_What needs to be done_.
From the entries that follow, pick out all lines holding "Temperatures".

_Entries supplied_.
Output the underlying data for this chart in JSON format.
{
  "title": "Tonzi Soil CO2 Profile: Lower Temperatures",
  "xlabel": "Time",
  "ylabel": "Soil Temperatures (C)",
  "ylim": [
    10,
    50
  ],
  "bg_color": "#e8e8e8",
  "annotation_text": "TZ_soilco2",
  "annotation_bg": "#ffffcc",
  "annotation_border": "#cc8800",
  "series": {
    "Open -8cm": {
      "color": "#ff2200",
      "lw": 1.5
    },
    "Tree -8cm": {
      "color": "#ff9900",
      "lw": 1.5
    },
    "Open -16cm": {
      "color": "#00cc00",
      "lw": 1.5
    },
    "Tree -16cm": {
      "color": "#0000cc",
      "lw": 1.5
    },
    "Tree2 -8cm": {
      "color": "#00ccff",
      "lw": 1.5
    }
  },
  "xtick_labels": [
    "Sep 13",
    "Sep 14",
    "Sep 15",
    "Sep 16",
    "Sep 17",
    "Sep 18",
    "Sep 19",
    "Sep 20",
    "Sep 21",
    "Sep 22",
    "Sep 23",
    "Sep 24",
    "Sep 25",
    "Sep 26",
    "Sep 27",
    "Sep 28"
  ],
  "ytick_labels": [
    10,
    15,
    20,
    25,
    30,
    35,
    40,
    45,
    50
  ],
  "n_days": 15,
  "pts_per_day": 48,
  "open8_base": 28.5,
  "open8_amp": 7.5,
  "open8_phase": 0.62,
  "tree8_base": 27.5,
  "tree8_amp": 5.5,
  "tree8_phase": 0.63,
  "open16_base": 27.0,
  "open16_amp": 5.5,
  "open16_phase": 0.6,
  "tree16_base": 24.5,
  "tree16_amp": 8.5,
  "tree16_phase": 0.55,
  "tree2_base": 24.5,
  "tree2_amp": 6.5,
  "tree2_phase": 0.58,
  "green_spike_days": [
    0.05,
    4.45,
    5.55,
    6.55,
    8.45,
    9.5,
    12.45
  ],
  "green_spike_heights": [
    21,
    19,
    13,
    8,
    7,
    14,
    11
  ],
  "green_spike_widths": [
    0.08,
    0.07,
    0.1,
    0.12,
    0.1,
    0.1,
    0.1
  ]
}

_Answer to this problem_.
  "title": "Tonzi Soil CO2 Profile: Lower Temperatures",
  "ylabel": "Soil Temperatures (C)",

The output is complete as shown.